Extracted records:
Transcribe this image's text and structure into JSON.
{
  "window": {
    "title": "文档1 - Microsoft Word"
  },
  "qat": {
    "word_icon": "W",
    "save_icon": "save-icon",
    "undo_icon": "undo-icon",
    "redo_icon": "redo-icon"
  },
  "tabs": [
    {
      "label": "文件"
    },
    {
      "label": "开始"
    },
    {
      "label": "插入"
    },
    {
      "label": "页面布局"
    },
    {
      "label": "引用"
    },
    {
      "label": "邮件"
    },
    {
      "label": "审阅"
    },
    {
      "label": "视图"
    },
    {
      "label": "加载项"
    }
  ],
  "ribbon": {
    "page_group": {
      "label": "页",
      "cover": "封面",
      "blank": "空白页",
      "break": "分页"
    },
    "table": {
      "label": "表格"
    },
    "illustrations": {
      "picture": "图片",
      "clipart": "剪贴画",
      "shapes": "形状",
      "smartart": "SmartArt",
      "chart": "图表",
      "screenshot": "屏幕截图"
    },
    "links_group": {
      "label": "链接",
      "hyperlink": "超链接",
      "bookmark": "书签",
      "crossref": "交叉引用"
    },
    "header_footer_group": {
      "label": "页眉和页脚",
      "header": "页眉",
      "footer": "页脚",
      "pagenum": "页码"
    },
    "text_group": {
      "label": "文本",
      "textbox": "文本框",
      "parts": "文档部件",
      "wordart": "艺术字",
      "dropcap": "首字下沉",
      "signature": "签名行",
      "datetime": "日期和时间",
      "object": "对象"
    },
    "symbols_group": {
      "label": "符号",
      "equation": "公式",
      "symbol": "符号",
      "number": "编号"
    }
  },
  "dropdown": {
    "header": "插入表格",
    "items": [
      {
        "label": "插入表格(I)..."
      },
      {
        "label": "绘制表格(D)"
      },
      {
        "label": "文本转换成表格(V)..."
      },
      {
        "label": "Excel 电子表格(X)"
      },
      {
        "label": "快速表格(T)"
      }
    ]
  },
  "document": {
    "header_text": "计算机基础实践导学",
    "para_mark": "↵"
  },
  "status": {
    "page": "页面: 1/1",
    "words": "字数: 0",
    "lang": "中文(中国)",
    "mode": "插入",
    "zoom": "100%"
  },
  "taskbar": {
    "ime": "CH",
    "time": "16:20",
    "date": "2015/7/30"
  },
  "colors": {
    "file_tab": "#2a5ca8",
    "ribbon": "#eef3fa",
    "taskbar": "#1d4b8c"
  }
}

AIM>
Extract each line of the listing above, copying it word for word.

SOLUTION FOR THIS TASK>
Transcribe this image's text and structure into JSON.
{
  "window": {
    "title": "文档1 - Microsoft Word"
  },
  "qat": {
    "word_icon": "W",
    "save_icon": "save-icon",
    "undo_icon": "undo-icon",
    "redo_icon": "redo-icon"
  },
  "tabs": [
    {
      "label": "文件"
    },
    {
      "label": "开始"
    },
    {
      "label": "插入"
    },
    {
      "label": "页面布局"
    },
    {
      "label": "引用"
    },
    {
      "label": "邮件"
    },
    {
      "label": "审阅"
    },
    {
      "label": "视图"
    },
    {
      "label": "加载项"
    }
  ],
  "ribbon": {
    "page_group": {
      "label": "页",
      "cover": "封面",
      "blank": "空白页",
      "break": "分页"
    },
    "table": {
      "label": "表格"
    },
    "illustrations": {
      "picture": "图片",
      "clipart": "剪贴画",
      "shapes": "形状",
      "smartart": "SmartArt",
      "chart": "图表",
      "screenshot": "屏幕截图"
    },
    "links_group": {
      "label": "链接",
      "hyperlink": "超链接",
      "bookmark": "书签",
      "crossref": "交叉引用"
    },
    "header_footer_group": {
      "label": "页眉和页脚",
      "header": "页眉",
      "footer": "页脚",
      "pagenum": "页码"
    },
    "text_group": {
      "label": "文本",
      "textbox": "文本框",
      "parts": "文档部件",
      "wordart": "艺术字",
      "dropcap": "首字下沉",
      "signature": "签名行",
      "datetime": "日期和时间",
      "object": "对象"
    },
    "symbols_group": {
      "label": "符号",
      "equation": "公式",
      "symbol": "符号",
      "number": "编号"
    }
  },
  "dropdown": {
    "header": "插入表格",
    "items": [
      {
        "label": "插入表格(I)..."
      },
      {
        "label": "绘制表格(D)"
      },
      {
        "label": "文本转换成表格(V)..."
      },
      {
        "label": "Excel 电子表格(X)"
      },
      {
        "label": "快速表格(T)"
      }
    ]
  },
  "document": {
    "header_text": "计算机基础实践导学",
    "para_mark": "↵"
  },
  "status": {
    "page": "页面: 1/1",
    "words": "字数: 0",
    "lang": "中文(中国)",
    "mode": "插入",
    "zoom": "100%"
  },
  "taskbar": {
    "ime": "CH",
    "time": "16:20",
    "date": "2015/7/30"
  },
  "colors": {
    "file_tab": "#2a5ca8",
    "ribbon": "#eef3fa",
    "taskbar": "#1d4b8c"
  }
}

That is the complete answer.